Transcribe all the entries word for word, skipping the pictures.

#### GIVEN INFORMATION

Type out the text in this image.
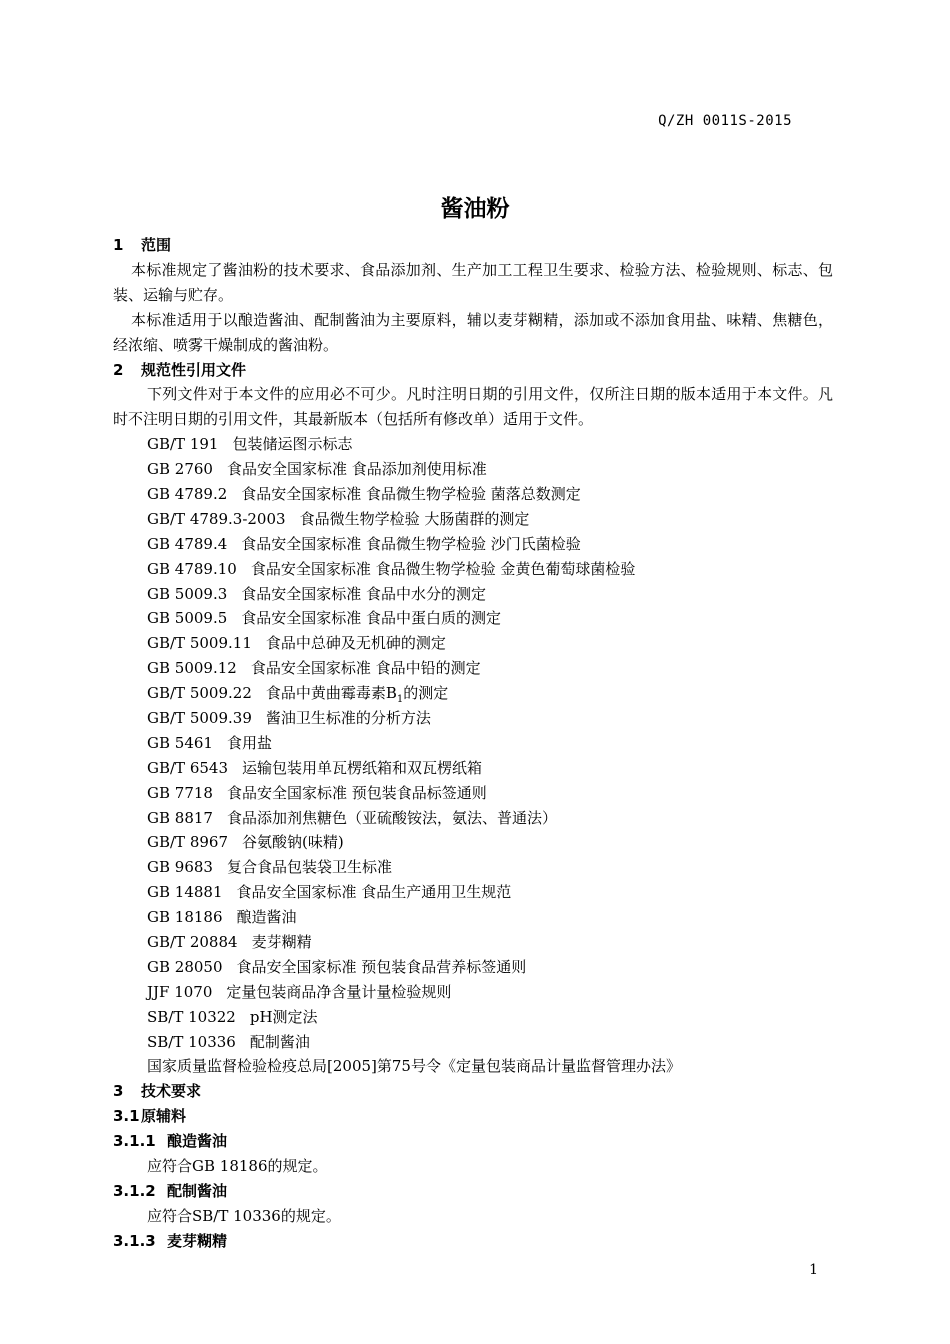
Q/ZH 0011S-2015
酱油粉
1 范围
本标准规定了酱油粉的技术要求、食品添加剂、生产加工工程卫生要求、检验方法、检验规则、标志、包装、运输与贮存。
本标准适用于以酿造酱油、配制酱油为主要原料，辅以麦芽糊精，添加或不添加食用盐、味精、焦糖色，经浓缩、喷雾干燥制成的酱油粉。
2 规范性引用文件
下列文件对于本文件的应用必不可少。凡时注明日期的引用文件，仅所注日期的版本适用于本文件。凡时不注明日期的引用文件，其最新版本（包括所有修改单）适用于文件。
GB/T 191 包装储运图示标志
GB 2760 食品安全国家标准 食品添加剂使用标准
GB 4789.2 食品安全国家标准 食品微生物学检验 菌落总数测定
GB/T 4789.3-2003 食品微生物学检验 大肠菌群的测定
GB 4789.4 食品安全国家标准 食品微生物学检验 沙门氏菌检验
GB 4789.10 食品安全国家标准 食品微生物学检验 金黄色葡萄球菌检验
GB 5009.3 食品安全国家标准 食品中水分的测定
GB 5009.5 食品安全国家标准 食品中蛋白质的测定
GB/T 5009.11 食品中总砷及无机砷的测定
GB 5009.12 食品安全国家标准 食品中铅的测定
GB/T 5009.22 食品中黄曲霉毒素$B_1$的测定
GB/T 5009.39 酱油卫生标准的分析方法
GB 5461 食用盐
GB/T 6543 运输包装用单瓦楞纸箱和双瓦楞纸箱
GB 7718 食品安全国家标准 预包装食品标签通则
GB 8817 食品添加剂焦糖色（亚硫酸铵法，氨法、普通法）
GB/T 8967 谷氨酸钠(味精)
GB 9683 复合食品包装袋卫生标准
GB 14881 食品安全国家标准 食品生产通用卫生规范
GB 18186 酿造酱油
GB/T 20884 麦芽糊精
GB 28050 食品安全国家标准 预包装食品营养标签通则
JJF 1070 定量包装商品净含量计量检验规则
SB/T 10322 pH测定法
SB/T 10336 配制酱油
国家质量监督检验检疫总局[2005]第75号令《定量包装商品计量监督管理办法》
3 技术要求
3.1原辅料
3.1.1 酿造酱油
应符合GB 18186的规定。
3.1.2 配制酱油
应符合SB/T 10336的规定。
3.1.3 麦芽糊精
1
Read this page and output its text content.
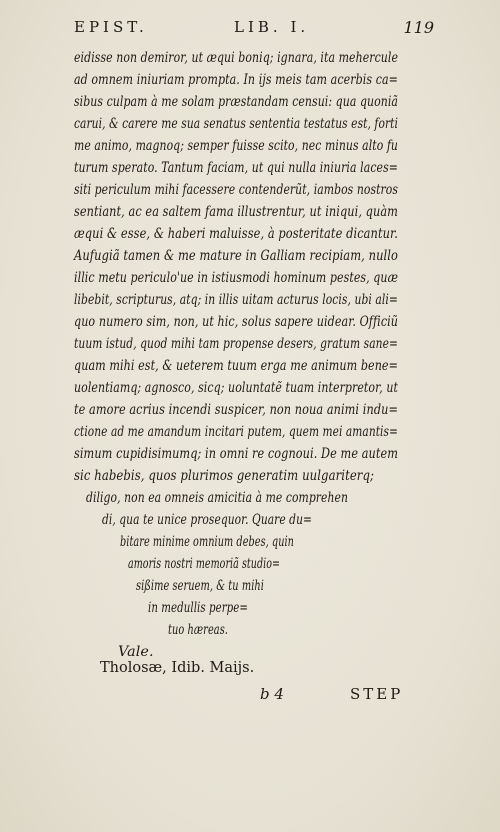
EPIST.	LIB. I.	119
eidisse non demiror, ut æqui boniq; ignara, ita mehercule
ad omnem iniuriam prompta. In ijs meis tam acerbis ca=
sibus culpam à me solam præstandam censui: qua quoniã
carui, & carere me sua senatus sententia testatus est, forti
me animo, magnoq; semper fuisse scito, nec minus alto fu
turum sperato. Tantum faciam, ut qui nulla iniuria laces=
siti periculum mihi facessere contenderũt, iambos nostros
sentiant, ac ea saltem fama illustrentur, ut iniqui, quàm
æqui & esse, & haberi maluisse, à posteritate dicantur.
Aufugiã tamen & me mature in Galliam recipiam, nullo
illic metu periculo'ue in istiusmodi hominum pestes, quæ
libebit, scripturus, atq; in illis uitam acturus locis, ubi ali=
quo numero sim, non, ut hic, solus sapere uidear. Officiũ
tuum istud, quod mihi tam propense desers, gratum sane=
quam mihi est, & ueterem tuum erga me animum bene=
uolentiamq; agnosco, sicq; uoluntatẽ tuam interpretor, ut
te amore acrius incendi suspicer, non noua animi indu=
ctione ad me amandum incitari putem, quem mei amantis=
simum cupidisimumq; in omni re cognoui. De me autem
sic habebis, quos plurimos generatim uulgariterq;
diligo, non ea omneis amicitia à me comprehen
di, qua te unice prosequor. Quare du=
bitare minime omnium debes, quin
amoris nostri memoriã studio=
sißime seruem, & tu mihi
in medullis perpe=
tuo hæreas.
Vale.
Tholosæ, Idib. Maijs.
b 4	STEP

########

■ **THE ANSWER**:
Type out the text in this image.
Q/ZH 0011S-2015
酱油粉
1 范围
本标准规定了酱油粉的技术要求、食品添加剂、生产加工工程卫生要求、检验方法、检验规则、标志、包装、运输与贮存。
本标准适用于以酿造酱油、配制酱油为主要原料，辅以麦芽糊精，添加或不添加食用盐、味精、焦糖色，经浓缩、喷雾干燥制成的酱油粉。
2 规范性引用文件
下列文件对于本文件的应用必不可少。凡时注明日期的引用文件，仅所注日期的版本适用于本文件。凡时不注明日期的引用文件，其最新版本（包括所有修改单）适用于文件。
GB/T 191 包装储运图示标志
GB 2760 食品安全国家标准 食品添加剂使用标准
GB 4789.2 食品安全国家标准 食品微生物学检验 菌落总数测定
GB/T 4789.3-2003 食品微生物学检验 大肠菌群的测定
GB 4789.4 食品安全国家标准 食品微生物学检验 沙门氏菌检验
GB 4789.10 食品安全国家标准 食品微生物学检验 金黄色葡萄球菌检验
GB 5009.3 食品安全国家标准 食品中水分的测定
GB 5009.5 食品安全国家标准 食品中蛋白质的测定
GB/T 5009.11 食品中总砷及无机砷的测定
GB 5009.12 食品安全国家标准 食品中铅的测定
GB/T 5009.22 食品中黄曲霉毒素$B_1$的测定
GB/T 5009.39 酱油卫生标准的分析方法
GB 5461 食用盐
GB/T 6543 运输包装用单瓦楞纸箱和双瓦楞纸箱
GB 7718 食品安全国家标准 预包装食品标签通则
GB 8817 食品添加剂焦糖色（亚硫酸铵法，氨法、普通法）
GB/T 8967 谷氨酸钠(味精)
GB 9683 复合食品包装袋卫生标准
GB 14881 食品安全国家标准 食品生产通用卫生规范
GB 18186 酿造酱油
GB/T 20884 麦芽糊精
GB 28050 食品安全国家标准 预包装食品营养标签通则
JJF 1070 定量包装商品净含量计量检验规则
SB/T 10322 pH测定法
SB/T 10336 配制酱油
国家质量监督检验检疫总局[2005]第75号令《定量包装商品计量监督管理办法》
3 技术要求
3.1原辅料
3.1.1 酿造酱油
应符合GB 18186的规定。
3.1.2 配制酱油
应符合SB/T 10336的规定。
3.1.3 麦芽糊精
1
Read this page and output its text content.
EPIST.	LIB. I.	119
eidisse non demiror, ut æqui boniq; ignara, ita mehercule
ad omnem iniuriam prompta. In ijs meis tam acerbis ca=
sibus culpam à me solam præstandam censui: qua quoniã
carui, & carere me sua senatus sententia testatus est, forti
me animo, magnoq; semper fuisse scito, nec minus alto fu
turum sperato. Tantum faciam, ut qui nulla iniuria laces=
siti periculum mihi facessere contenderũt, iambos nostros
sentiant, ac ea saltem fama illustrentur, ut iniqui, quàm
æqui & esse, & haberi maluisse, à posteritate dicantur.
Aufugiã tamen & me mature in Galliam recipiam, nullo
illic metu periculo'ue in istiusmodi hominum pestes, quæ
libebit, scripturus, atq; in illis uitam acturus locis, ubi ali=
quo numero sim, non, ut hic, solus sapere uidear. Officiũ
tuum istud, quod mihi tam propense desers, gratum sane=
quam mihi est, & ueterem tuum erga me animum bene=
uolentiamq; agnosco, sicq; uoluntatẽ tuam interpretor, ut
te amore acrius incendi suspicer, non noua animi indu=
ctione ad me amandum incitari putem, quem mei amantis=
simum cupidisimumq; in omni re cognoui. De me autem
sic habebis, quos plurimos generatim uulgariterq;
diligo, non ea omneis amicitia à me comprehen
di, qua te unice prosequor. Quare du=
bitare minime omnium debes, quin
amoris nostri memoriã studio=
sißime seruem, & tu mihi
in medullis perpe=
tuo hæreas.
Vale.
Tholosæ, Idib. Maijs.
b 4	STEP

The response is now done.